Layout element entries:
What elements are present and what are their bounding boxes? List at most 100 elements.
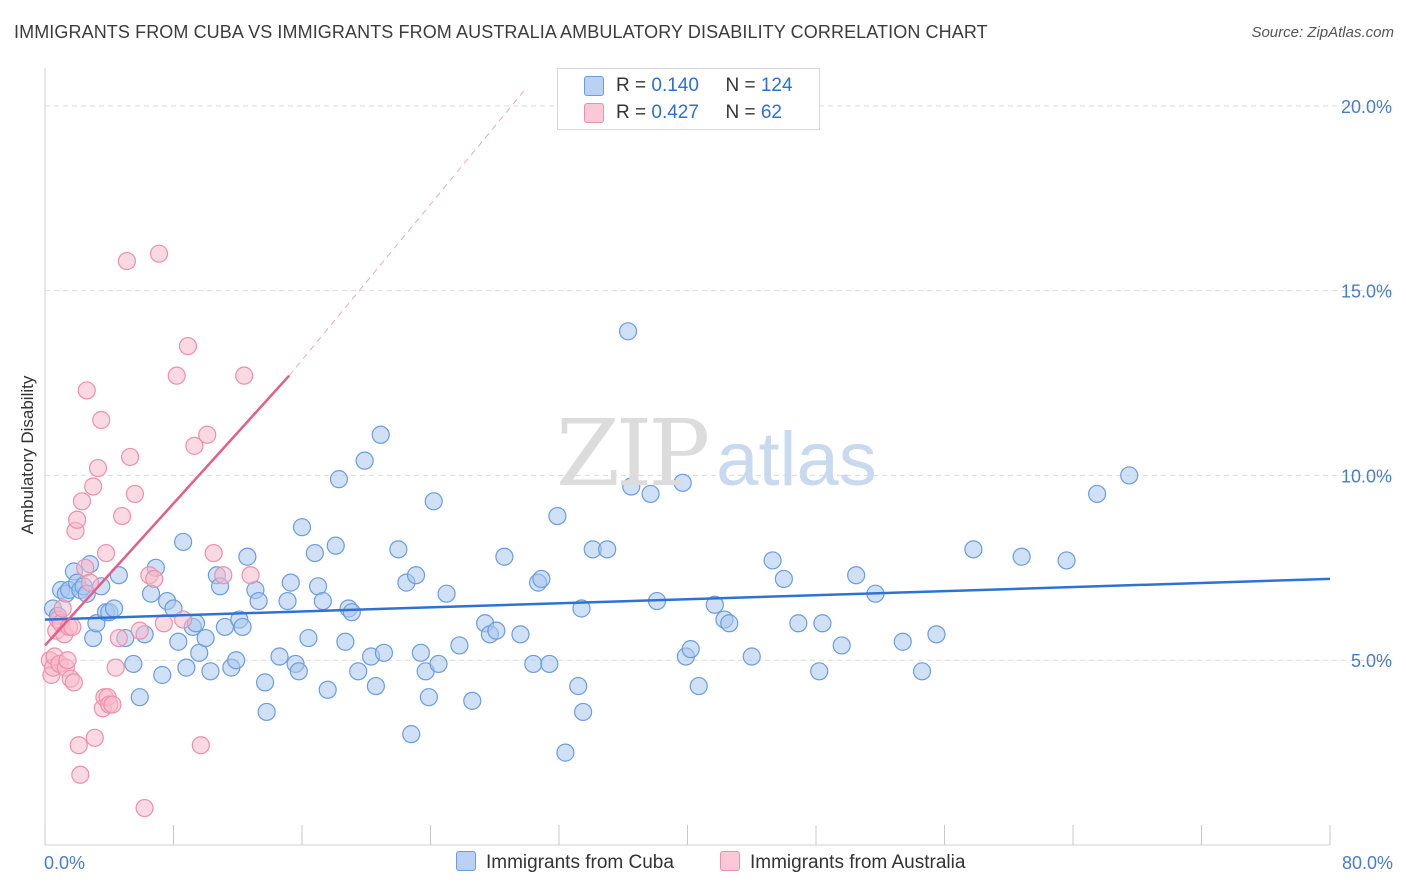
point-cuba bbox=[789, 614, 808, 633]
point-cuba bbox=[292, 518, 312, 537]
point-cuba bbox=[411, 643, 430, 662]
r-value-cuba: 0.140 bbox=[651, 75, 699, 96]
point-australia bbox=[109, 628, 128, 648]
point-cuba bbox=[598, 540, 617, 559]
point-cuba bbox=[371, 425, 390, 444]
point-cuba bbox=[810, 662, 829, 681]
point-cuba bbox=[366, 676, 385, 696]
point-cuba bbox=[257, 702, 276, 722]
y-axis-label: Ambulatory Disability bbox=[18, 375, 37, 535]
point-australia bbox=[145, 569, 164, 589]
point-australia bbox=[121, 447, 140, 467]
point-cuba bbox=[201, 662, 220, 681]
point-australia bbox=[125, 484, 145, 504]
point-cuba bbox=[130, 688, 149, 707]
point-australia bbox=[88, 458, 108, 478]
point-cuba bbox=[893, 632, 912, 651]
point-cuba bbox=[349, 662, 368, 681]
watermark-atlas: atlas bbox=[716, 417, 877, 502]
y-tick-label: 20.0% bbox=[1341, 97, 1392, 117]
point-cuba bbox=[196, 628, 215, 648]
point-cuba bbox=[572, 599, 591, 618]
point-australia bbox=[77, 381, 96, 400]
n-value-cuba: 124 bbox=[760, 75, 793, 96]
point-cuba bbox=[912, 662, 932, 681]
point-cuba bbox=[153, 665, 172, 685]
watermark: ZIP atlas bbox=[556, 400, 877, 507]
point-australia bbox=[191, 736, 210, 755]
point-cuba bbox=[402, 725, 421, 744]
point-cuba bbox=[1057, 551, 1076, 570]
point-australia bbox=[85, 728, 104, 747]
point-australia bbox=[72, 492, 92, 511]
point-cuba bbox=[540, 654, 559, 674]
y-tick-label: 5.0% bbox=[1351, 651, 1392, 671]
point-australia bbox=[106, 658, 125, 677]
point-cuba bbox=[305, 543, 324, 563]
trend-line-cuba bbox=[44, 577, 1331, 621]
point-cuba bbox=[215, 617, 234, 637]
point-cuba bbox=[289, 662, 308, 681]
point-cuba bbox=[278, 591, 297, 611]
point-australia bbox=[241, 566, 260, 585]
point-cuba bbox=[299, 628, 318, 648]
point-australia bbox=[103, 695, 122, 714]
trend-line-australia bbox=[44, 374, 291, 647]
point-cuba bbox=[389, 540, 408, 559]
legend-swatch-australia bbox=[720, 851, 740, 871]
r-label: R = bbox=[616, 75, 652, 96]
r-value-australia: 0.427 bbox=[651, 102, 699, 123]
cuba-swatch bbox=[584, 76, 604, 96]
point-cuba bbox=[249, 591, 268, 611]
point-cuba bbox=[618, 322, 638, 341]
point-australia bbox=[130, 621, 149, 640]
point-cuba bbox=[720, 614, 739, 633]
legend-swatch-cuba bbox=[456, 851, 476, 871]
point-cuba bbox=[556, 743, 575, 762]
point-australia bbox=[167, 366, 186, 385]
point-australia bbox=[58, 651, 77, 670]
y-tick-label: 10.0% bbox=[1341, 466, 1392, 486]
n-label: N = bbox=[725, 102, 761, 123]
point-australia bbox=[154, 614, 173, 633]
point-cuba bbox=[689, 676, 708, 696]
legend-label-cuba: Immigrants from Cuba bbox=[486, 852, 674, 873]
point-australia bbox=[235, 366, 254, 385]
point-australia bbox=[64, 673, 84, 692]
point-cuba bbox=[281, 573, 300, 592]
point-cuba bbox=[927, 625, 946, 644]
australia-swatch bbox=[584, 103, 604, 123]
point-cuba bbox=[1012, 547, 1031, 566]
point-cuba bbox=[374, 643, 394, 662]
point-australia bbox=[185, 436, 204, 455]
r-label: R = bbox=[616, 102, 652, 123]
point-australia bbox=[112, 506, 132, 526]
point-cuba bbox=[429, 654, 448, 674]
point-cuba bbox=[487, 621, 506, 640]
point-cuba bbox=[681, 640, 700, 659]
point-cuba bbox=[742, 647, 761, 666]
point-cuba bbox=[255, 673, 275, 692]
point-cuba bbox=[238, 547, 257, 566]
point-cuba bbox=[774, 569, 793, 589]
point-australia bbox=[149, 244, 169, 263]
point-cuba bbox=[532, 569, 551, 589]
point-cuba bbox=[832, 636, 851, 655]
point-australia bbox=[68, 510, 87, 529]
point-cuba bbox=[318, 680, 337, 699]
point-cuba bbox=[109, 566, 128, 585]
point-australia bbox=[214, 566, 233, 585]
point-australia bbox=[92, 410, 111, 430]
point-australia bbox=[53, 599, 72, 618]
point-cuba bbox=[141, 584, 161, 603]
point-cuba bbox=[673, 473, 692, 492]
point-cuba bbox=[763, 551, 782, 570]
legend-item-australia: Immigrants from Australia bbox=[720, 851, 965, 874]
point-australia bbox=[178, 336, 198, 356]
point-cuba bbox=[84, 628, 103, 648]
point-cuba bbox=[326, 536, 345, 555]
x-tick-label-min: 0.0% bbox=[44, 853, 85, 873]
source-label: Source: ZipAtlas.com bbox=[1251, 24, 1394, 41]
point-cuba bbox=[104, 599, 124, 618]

...

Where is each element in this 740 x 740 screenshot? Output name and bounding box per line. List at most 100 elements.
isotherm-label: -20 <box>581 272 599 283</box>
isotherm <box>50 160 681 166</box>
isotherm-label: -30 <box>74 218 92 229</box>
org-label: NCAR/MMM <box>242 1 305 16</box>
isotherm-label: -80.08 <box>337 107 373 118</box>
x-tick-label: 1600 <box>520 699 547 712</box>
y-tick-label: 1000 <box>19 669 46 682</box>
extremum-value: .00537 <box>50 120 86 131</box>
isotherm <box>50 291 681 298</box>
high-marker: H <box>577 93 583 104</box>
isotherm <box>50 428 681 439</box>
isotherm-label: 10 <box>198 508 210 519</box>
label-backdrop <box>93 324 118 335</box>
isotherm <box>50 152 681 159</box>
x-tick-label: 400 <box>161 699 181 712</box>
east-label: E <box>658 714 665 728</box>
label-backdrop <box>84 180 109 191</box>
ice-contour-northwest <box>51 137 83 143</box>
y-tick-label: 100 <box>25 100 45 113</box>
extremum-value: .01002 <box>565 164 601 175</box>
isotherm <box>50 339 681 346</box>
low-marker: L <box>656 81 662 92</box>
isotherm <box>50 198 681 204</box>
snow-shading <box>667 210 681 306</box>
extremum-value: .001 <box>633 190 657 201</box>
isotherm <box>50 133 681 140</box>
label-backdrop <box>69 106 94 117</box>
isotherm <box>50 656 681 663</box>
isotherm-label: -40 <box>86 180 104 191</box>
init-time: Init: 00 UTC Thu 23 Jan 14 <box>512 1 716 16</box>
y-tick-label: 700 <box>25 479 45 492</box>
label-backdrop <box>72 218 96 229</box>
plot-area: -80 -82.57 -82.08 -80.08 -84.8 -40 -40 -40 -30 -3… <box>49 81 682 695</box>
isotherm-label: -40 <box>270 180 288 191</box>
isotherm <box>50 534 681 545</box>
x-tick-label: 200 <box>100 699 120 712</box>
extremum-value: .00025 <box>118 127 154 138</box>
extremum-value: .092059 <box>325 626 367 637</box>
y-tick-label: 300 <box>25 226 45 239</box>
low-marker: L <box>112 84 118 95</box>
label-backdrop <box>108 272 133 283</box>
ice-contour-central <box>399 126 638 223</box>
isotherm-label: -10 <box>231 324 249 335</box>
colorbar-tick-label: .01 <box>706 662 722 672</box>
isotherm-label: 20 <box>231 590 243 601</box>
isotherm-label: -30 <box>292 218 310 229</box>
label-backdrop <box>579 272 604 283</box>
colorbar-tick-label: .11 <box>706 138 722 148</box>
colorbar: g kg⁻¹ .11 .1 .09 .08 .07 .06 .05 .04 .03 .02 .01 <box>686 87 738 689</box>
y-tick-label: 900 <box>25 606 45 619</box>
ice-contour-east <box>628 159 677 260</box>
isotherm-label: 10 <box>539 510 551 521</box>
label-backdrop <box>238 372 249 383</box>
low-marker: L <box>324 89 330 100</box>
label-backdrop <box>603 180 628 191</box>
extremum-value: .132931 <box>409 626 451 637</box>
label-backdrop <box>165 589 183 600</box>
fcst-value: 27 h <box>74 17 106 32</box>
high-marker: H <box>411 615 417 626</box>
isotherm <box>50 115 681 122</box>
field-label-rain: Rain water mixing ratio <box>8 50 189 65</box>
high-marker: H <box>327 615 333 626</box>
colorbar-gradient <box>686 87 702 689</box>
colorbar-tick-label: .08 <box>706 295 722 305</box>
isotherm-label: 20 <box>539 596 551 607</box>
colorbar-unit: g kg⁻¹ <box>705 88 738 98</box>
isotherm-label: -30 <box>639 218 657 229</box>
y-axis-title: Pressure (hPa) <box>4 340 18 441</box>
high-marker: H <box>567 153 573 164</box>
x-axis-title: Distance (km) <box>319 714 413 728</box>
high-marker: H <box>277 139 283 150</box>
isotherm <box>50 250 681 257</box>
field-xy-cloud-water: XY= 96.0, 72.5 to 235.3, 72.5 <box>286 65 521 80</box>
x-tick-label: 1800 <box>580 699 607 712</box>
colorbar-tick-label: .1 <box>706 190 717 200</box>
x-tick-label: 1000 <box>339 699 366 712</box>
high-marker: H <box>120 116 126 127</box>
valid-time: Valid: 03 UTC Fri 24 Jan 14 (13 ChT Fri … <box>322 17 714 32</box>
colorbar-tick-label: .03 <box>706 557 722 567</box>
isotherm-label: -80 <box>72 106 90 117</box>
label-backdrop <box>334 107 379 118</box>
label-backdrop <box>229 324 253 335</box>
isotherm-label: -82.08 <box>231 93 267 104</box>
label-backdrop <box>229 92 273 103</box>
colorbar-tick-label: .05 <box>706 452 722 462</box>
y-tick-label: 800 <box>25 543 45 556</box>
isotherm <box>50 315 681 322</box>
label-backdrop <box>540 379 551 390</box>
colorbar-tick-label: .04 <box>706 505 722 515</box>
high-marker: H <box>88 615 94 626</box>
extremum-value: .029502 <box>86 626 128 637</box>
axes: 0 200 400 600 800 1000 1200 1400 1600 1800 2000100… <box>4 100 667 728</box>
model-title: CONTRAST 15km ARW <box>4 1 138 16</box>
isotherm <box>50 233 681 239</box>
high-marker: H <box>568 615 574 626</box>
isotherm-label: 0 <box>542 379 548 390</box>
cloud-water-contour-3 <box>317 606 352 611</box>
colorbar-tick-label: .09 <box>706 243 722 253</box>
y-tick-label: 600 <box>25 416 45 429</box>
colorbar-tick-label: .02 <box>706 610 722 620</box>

...

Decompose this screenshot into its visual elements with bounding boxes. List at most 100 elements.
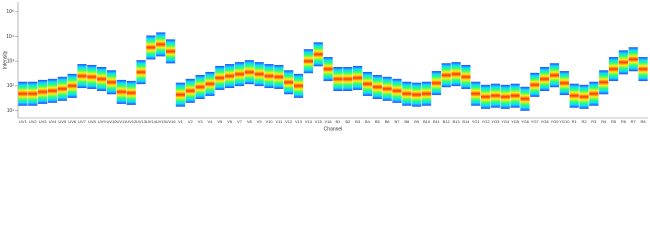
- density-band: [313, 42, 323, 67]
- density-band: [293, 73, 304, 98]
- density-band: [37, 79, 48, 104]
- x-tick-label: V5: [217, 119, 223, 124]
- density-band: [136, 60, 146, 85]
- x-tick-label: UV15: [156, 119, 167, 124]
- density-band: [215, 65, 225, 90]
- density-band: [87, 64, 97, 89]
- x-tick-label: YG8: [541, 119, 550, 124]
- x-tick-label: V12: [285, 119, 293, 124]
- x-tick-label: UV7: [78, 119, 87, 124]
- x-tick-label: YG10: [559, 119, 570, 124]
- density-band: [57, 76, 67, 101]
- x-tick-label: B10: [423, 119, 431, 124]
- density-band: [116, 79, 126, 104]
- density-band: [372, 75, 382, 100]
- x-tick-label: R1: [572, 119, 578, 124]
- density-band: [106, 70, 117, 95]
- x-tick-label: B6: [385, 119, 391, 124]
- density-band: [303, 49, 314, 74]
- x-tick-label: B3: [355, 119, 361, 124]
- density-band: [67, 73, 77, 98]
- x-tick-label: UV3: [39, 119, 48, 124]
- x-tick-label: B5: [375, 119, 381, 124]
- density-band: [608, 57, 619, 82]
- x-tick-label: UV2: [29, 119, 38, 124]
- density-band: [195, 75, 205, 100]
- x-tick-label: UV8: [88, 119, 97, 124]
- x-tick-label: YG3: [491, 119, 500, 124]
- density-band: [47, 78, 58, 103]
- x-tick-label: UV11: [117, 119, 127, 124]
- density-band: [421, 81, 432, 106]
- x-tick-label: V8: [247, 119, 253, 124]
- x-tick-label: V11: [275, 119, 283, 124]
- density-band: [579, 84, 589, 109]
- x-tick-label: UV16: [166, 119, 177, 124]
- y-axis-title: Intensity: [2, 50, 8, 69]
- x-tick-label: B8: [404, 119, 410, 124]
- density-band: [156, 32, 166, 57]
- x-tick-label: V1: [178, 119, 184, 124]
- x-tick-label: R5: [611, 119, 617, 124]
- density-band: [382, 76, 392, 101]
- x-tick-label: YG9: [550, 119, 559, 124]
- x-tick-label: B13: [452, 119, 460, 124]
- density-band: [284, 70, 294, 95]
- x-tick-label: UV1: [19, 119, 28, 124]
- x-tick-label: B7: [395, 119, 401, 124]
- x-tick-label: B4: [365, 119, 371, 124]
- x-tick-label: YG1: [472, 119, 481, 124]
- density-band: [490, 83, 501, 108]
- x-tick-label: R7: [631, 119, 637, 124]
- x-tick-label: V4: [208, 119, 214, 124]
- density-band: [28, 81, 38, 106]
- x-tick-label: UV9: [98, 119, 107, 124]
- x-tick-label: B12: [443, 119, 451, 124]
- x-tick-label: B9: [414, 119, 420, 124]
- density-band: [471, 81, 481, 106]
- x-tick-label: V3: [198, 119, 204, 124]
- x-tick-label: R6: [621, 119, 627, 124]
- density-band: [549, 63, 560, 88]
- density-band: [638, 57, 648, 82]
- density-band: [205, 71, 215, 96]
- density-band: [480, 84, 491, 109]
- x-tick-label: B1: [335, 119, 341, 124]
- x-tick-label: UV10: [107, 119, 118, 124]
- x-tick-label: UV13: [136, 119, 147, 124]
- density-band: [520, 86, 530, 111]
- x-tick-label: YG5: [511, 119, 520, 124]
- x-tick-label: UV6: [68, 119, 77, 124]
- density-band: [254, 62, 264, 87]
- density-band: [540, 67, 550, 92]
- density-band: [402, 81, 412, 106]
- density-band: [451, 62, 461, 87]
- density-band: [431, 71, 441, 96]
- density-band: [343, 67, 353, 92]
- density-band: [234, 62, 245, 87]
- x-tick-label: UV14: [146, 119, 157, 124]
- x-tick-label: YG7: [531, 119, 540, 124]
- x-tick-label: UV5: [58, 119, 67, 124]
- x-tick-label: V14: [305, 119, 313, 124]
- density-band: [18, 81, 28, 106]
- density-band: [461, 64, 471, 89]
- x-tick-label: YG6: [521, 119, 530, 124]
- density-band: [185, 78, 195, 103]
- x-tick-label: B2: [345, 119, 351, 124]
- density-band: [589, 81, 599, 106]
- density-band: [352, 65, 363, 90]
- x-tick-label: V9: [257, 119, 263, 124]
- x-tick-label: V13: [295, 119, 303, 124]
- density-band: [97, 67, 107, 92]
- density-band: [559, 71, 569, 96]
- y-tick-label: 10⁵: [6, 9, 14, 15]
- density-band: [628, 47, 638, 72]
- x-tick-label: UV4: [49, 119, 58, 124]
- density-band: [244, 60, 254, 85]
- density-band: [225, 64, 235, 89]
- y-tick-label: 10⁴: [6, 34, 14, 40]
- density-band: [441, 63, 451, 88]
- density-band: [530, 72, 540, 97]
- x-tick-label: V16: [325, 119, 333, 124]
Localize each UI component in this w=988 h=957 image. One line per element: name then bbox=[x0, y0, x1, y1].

Task brief: Turn the records from the line with "- density-band: [313, 42, 323, 67]" to the line with "- x-tick-label: UV16: [166, 119, 177, 124]" into a numbered list, leaving out blank lines. Include nothing outside that range.

Full answer:
1. - density-band: [313, 42, 323, 67]
2. - density-band: [293, 73, 304, 98]
3. - density-band: [37, 79, 48, 104]
4. - x-tick-label: V5: [217, 119, 223, 124]
5. - density-band: [136, 60, 146, 85]
6. - x-tick-label: UV15: [156, 119, 167, 124]
7. - density-band: [215, 65, 225, 90]
8. - density-band: [87, 64, 97, 89]
9. - x-tick-label: YG8: [541, 119, 550, 124]
10. - x-tick-label: V12: [285, 119, 293, 124]
11. - x-tick-label: UV7: [78, 119, 87, 124]
12. - x-tick-label: YG10: [559, 119, 570, 124]
13. - density-band: [57, 76, 67, 101]
14. - x-tick-label: B10: [423, 119, 431, 124]
15. - density-band: [116, 79, 126, 104]
16. - density-band: [372, 75, 382, 100]
17. - x-tick-label: R1: [572, 119, 578, 124]
18. - density-band: [106, 70, 117, 95]
19. - x-tick-label: B6: [385, 119, 391, 124]
20. - density-band: [303, 49, 314, 74]
21. - x-tick-label: B3: [355, 119, 361, 124]
22. - density-band: [67, 73, 77, 98]
23. - x-tick-label: UV3: [39, 119, 48, 124]
24. - x-tick-label: B5: [375, 119, 381, 124]
25. - density-band: [608, 57, 619, 82]
26. - x-tick-label: UV2: [29, 119, 38, 124]
27. - density-band: [195, 75, 205, 100]
28. - x-tick-label: UV8: [88, 119, 97, 124]
29. - x-tick-label: YG3: [491, 119, 500, 124]
30. - density-band: [47, 78, 58, 103]
31. - x-tick-label: UV11: [117, 119, 127, 124]
32. - density-band: [421, 81, 432, 106]
33. - x-tick-label: V8: [247, 119, 253, 124]
34. - x-tick-label: V11: [275, 119, 283, 124]
35. - density-band: [579, 84, 589, 109]
36. - x-tick-label: UV16: [166, 119, 177, 124]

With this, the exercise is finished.